Problem to solve: Copy each line of the listing below exactly.

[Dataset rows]

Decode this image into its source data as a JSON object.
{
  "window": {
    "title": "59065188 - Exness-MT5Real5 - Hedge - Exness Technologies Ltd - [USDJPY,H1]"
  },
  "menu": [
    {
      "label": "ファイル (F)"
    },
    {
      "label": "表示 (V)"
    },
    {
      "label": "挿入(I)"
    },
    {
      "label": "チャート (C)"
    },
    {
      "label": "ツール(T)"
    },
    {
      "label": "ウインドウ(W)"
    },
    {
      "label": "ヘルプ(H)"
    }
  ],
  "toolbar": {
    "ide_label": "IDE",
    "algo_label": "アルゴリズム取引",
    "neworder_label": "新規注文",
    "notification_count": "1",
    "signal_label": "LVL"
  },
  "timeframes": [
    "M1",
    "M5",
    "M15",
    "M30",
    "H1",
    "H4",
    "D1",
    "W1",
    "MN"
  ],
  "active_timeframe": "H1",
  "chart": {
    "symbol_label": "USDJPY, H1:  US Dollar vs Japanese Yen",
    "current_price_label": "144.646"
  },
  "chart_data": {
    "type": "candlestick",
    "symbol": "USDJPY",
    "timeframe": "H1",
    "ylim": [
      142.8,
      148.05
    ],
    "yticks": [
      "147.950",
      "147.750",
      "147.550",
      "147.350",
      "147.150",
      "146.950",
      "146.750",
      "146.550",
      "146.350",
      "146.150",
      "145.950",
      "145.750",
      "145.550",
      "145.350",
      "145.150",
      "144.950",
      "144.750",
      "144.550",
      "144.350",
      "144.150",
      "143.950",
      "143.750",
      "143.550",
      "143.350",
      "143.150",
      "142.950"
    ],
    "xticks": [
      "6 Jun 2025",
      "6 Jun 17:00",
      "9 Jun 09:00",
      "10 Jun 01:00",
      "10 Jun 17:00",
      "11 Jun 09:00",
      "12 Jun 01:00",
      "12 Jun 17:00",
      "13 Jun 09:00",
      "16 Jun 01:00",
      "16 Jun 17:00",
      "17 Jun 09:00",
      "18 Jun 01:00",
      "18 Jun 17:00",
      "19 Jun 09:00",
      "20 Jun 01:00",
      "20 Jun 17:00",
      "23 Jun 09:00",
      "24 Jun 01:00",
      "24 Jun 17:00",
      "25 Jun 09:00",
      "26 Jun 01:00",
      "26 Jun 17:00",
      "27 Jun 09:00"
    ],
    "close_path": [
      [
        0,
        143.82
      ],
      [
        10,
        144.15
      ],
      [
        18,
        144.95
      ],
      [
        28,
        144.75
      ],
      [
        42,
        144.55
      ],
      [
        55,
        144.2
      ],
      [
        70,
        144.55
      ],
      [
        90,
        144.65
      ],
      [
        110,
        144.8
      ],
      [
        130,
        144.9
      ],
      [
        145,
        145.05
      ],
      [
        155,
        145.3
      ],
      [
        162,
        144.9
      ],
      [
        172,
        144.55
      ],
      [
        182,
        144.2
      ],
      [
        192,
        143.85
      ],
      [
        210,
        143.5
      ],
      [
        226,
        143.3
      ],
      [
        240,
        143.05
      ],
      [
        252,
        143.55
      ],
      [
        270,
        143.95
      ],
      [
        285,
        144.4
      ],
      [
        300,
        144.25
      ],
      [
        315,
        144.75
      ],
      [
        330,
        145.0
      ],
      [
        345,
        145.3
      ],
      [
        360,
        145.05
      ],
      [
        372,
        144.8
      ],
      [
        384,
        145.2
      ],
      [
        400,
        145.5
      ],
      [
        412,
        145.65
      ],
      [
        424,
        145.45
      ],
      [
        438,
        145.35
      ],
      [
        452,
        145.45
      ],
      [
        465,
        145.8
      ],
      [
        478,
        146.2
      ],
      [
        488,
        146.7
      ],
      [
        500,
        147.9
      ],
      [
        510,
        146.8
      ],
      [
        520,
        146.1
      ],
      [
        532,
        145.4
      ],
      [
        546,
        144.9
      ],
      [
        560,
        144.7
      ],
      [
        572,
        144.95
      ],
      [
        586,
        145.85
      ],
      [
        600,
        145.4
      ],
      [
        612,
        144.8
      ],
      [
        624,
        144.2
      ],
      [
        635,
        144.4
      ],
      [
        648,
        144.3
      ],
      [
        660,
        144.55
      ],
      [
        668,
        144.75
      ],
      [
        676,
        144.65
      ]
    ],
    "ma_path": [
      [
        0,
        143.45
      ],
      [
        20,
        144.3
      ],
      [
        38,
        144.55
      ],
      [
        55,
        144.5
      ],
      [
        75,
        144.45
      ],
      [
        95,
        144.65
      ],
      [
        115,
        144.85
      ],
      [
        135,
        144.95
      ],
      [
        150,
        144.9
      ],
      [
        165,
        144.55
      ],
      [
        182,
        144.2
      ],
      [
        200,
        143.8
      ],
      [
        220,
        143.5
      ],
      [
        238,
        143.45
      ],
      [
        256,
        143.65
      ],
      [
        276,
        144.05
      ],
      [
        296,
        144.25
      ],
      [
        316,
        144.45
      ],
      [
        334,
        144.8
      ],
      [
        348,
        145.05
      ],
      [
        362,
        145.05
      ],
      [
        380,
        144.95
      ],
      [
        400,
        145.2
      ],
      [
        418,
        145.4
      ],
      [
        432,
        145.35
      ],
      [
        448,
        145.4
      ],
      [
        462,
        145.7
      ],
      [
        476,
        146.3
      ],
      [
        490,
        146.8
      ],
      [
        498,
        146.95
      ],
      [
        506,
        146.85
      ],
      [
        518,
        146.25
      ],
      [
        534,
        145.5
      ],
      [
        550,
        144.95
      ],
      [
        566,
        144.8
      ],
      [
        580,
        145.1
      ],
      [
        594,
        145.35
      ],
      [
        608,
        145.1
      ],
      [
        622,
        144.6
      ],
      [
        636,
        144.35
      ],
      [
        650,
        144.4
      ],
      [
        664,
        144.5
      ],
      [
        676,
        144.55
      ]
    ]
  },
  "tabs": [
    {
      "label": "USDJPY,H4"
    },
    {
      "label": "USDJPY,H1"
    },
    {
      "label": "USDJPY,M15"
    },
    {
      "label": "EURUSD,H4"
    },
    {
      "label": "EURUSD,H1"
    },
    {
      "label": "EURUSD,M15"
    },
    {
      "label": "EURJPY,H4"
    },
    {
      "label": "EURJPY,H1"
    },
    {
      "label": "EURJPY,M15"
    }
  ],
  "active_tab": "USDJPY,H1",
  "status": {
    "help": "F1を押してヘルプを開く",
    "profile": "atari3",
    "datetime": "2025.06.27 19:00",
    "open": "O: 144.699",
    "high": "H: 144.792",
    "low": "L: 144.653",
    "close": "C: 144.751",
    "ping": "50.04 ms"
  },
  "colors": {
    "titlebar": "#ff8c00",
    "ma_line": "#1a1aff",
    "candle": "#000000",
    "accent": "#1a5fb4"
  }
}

Output for this task:
Decode this image into its source data as a JSON object.
{
  "window": {
    "title": "59065188 - Exness-MT5Real5 - Hedge - Exness Technologies Ltd - [USDJPY,H1]"
  },
  "menu": [
    {
      "label": "ファイル (F)"
    },
    {
      "label": "表示 (V)"
    },
    {
      "label": "挿入(I)"
    },
    {
      "label": "チャート (C)"
    },
    {
      "label": "ツール(T)"
    },
    {
      "label": "ウインドウ(W)"
    },
    {
      "label": "ヘルプ(H)"
    }
  ],
  "toolbar": {
    "ide_label": "IDE",
    "algo_label": "アルゴリズム取引",
    "neworder_label": "新規注文",
    "notification_count": "1",
    "signal_label": "LVL"
  },
  "timeframes": [
    "M1",
    "M5",
    "M15",
    "M30",
    "H1",
    "H4",
    "D1",
    "W1",
    "MN"
  ],
  "active_timeframe": "H1",
  "chart": {
    "symbol_label": "USDJPY, H1:  US Dollar vs Japanese Yen",
    "current_price_label": "144.646"
  },
  "chart_data": {
    "type": "candlestick",
    "symbol": "USDJPY",
    "timeframe": "H1",
    "ylim": [
      142.8,
      148.05
    ],
    "yticks": [
      "147.950",
      "147.750",
      "147.550",
      "147.350",
      "147.150",
      "146.950",
      "146.750",
      "146.550",
      "146.350",
      "146.150",
      "145.950",
      "145.750",
      "145.550",
      "145.350",
      "145.150",
      "144.950",
      "144.750",
      "144.550",
      "144.350",
      "144.150",
      "143.950",
      "143.750",
      "143.550",
      "143.350",
      "143.150",
      "142.950"
    ],
    "xticks": [
      "6 Jun 2025",
      "6 Jun 17:00",
      "9 Jun 09:00",
      "10 Jun 01:00",
      "10 Jun 17:00",
      "11 Jun 09:00",
      "12 Jun 01:00",
      "12 Jun 17:00",
      "13 Jun 09:00",
      "16 Jun 01:00",
      "16 Jun 17:00",
      "17 Jun 09:00",
      "18 Jun 01:00",
      "18 Jun 17:00",
      "19 Jun 09:00",
      "20 Jun 01:00",
      "20 Jun 17:00",
      "23 Jun 09:00",
      "24 Jun 01:00",
      "24 Jun 17:00",
      "25 Jun 09:00",
      "26 Jun 01:00",
      "26 Jun 17:00",
      "27 Jun 09:00"
    ],
    "close_path": [
      [
        0,
        143.82
      ],
      [
        10,
        144.15
      ],
      [
        18,
        144.95
      ],
      [
        28,
        144.75
      ],
      [
        42,
        144.55
      ],
      [
        55,
        144.2
      ],
      [
        70,
        144.55
      ],
      [
        90,
        144.65
      ],
      [
        110,
        144.8
      ],
      [
        130,
        144.9
      ],
      [
        145,
        145.05
      ],
      [
        155,
        145.3
      ],
      [
        162,
        144.9
      ],
      [
        172,
        144.55
      ],
      [
        182,
        144.2
      ],
      [
        192,
        143.85
      ],
      [
        210,
        143.5
      ],
      [
        226,
        143.3
      ],
      [
        240,
        143.05
      ],
      [
        252,
        143.55
      ],
      [
        270,
        143.95
      ],
      [
        285,
        144.4
      ],
      [
        300,
        144.25
      ],
      [
        315,
        144.75
      ],
      [
        330,
        145.0
      ],
      [
        345,
        145.3
      ],
      [
        360,
        145.05
      ],
      [
        372,
        144.8
      ],
      [
        384,
        145.2
      ],
      [
        400,
        145.5
      ],
      [
        412,
        145.65
      ],
      [
        424,
        145.45
      ],
      [
        438,
        145.35
      ],
      [
        452,
        145.45
      ],
      [
        465,
        145.8
      ],
      [
        478,
        146.2
      ],
      [
        488,
        146.7
      ],
      [
        500,
        147.9
      ],
      [
        510,
        146.8
      ],
      [
        520,
        146.1
      ],
      [
        532,
        145.4
      ],
      [
        546,
        144.9
      ],
      [
        560,
        144.7
      ],
      [
        572,
        144.95
      ],
      [
        586,
        145.85
      ],
      [
        600,
        145.4
      ],
      [
        612,
        144.8
      ],
      [
        624,
        144.2
      ],
      [
        635,
        144.4
      ],
      [
        648,
        144.3
      ],
      [
        660,
        144.55
      ],
      [
        668,
        144.75
      ],
      [
        676,
        144.65
      ]
    ],
    "ma_path": [
      [
        0,
        143.45
      ],
      [
        20,
        144.3
      ],
      [
        38,
        144.55
      ],
      [
        55,
        144.5
      ],
      [
        75,
        144.45
      ],
      [
        95,
        144.65
      ],
      [
        115,
        144.85
      ],
      [
        135,
        144.95
      ],
      [
        150,
        144.9
      ],
      [
        165,
        144.55
      ],
      [
        182,
        144.2
      ],
      [
        200,
        143.8
      ],
      [
        220,
        143.5
      ],
      [
        238,
        143.45
      ],
      [
        256,
        143.65
      ],
      [
        276,
        144.05
      ],
      [
        296,
        144.25
      ],
      [
        316,
        144.45
      ],
      [
        334,
        144.8
      ],
      [
        348,
        145.05
      ],
      [
        362,
        145.05
      ],
      [
        380,
        144.95
      ],
      [
        400,
        145.2
      ],
      [
        418,
        145.4
      ],
      [
        432,
        145.35
      ],
      [
        448,
        145.4
      ],
      [
        462,
        145.7
      ],
      [
        476,
        146.3
      ],
      [
        490,
        146.8
      ],
      [
        498,
        146.95
      ],
      [
        506,
        146.85
      ],
      [
        518,
        146.25
      ],
      [
        534,
        145.5
      ],
      [
        550,
        144.95
      ],
      [
        566,
        144.8
      ],
      [
        580,
        145.1
      ],
      [
        594,
        145.35
      ],
      [
        608,
        145.1
      ],
      [
        622,
        144.6
      ],
      [
        636,
        144.35
      ],
      [
        650,
        144.4
      ],
      [
        664,
        144.5
      ],
      [
        676,
        144.55
      ]
    ]
  },
  "tabs": [
    {
      "label": "USDJPY,H4"
    },
    {
      "label": "USDJPY,H1"
    },
    {
      "label": "USDJPY,M15"
    },
    {
      "label": "EURUSD,H4"
    },
    {
      "label": "EURUSD,H1"
    },
    {
      "label": "EURUSD,M15"
    },
    {
      "label": "EURJPY,H4"
    },
    {
      "label": "EURJPY,H1"
    },
    {
      "label": "EURJPY,M15"
    }
  ],
  "active_tab": "USDJPY,H1",
  "status": {
    "help": "F1を押してヘルプを開く",
    "profile": "atari3",
    "datetime": "2025.06.27 19:00",
    "open": "O: 144.699",
    "high": "H: 144.792",
    "low": "L: 144.653",
    "close": "C: 144.751",
    "ping": "50.04 ms"
  },
  "colors": {
    "titlebar": "#ff8c00",
    "ma_line": "#1a1aff",
    "candle": "#000000",
    "accent": "#1a5fb4"
  }
}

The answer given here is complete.